[start Extracted information]

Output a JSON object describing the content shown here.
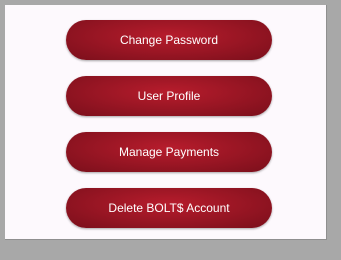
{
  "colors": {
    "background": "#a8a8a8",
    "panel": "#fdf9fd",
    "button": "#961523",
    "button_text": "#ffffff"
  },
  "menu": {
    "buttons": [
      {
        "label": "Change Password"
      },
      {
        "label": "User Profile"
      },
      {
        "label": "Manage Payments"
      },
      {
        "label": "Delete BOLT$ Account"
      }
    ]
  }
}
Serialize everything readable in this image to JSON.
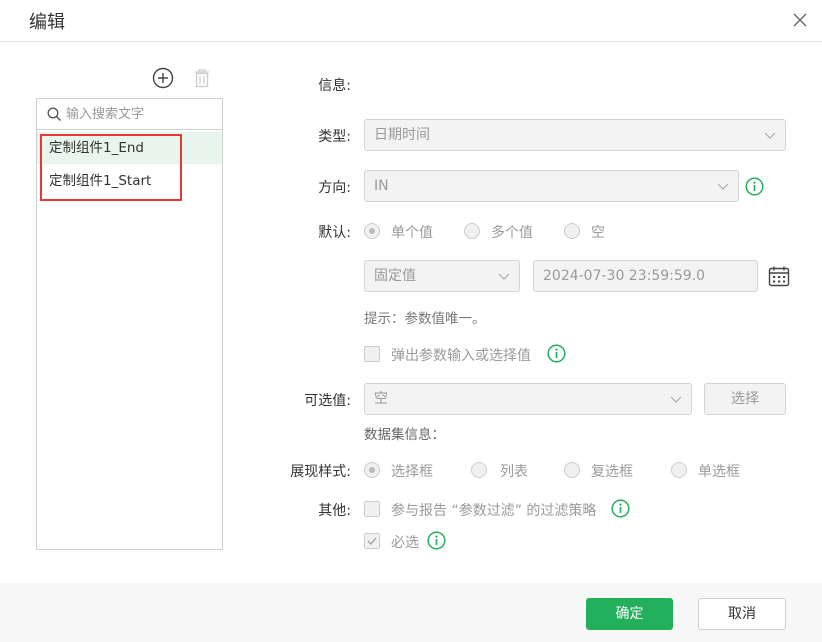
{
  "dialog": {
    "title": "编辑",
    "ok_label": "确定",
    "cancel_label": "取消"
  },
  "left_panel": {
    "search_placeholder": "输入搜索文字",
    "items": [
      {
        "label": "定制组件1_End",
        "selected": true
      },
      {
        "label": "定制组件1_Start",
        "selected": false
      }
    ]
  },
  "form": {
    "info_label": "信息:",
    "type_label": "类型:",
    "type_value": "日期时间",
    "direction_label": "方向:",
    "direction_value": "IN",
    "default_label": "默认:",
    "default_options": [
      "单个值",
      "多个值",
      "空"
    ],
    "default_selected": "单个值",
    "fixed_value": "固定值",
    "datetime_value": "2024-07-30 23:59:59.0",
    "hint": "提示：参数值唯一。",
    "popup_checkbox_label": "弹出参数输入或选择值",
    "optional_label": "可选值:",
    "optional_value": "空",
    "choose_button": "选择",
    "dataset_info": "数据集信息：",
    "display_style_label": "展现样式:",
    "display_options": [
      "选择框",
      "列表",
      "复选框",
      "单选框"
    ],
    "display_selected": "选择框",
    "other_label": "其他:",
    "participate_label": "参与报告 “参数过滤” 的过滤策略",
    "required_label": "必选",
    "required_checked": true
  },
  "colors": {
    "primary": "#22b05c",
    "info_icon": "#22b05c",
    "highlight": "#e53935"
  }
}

[end Extracted information]
[start Extracted information]

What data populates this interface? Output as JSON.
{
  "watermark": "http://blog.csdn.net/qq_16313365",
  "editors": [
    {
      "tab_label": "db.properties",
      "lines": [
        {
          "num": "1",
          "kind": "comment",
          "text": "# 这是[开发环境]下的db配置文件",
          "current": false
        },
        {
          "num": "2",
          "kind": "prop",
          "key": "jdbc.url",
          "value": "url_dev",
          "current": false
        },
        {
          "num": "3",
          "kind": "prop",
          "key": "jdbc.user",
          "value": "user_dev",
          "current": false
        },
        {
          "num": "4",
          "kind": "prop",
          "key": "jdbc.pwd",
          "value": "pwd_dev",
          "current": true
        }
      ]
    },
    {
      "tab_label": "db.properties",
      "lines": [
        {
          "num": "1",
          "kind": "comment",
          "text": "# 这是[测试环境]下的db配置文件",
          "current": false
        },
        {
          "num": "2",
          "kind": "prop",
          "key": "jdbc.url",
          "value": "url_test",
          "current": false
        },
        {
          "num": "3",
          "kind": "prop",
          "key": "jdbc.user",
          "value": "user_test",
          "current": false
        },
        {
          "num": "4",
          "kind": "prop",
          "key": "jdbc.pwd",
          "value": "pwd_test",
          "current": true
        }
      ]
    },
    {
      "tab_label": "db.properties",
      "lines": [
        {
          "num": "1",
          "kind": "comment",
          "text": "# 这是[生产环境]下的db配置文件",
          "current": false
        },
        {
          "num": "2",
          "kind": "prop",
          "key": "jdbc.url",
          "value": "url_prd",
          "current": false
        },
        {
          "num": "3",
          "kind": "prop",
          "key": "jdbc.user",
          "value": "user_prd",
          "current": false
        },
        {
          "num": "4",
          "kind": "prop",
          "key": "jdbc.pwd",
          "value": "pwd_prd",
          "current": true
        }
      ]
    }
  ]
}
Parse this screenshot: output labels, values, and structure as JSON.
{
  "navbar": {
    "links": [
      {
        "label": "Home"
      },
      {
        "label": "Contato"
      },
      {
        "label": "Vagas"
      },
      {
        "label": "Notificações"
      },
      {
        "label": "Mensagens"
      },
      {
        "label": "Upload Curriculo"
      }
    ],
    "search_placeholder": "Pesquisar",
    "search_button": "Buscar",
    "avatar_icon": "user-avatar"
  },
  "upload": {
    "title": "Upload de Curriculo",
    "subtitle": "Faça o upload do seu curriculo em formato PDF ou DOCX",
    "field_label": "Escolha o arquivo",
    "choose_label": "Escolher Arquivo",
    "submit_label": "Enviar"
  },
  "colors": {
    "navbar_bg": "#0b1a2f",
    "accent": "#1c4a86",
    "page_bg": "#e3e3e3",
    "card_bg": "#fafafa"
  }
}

[end Extracted information]

Task requirements
Show every line from the listing above in which the string "下的db配置文件" appears.

Task output
          "text": "# 这是[开发环境]下的db配置文件",
          "text": "# 这是[测试环境]下的db配置文件",
          "text": "# 这是[生产环境]下的db配置文件",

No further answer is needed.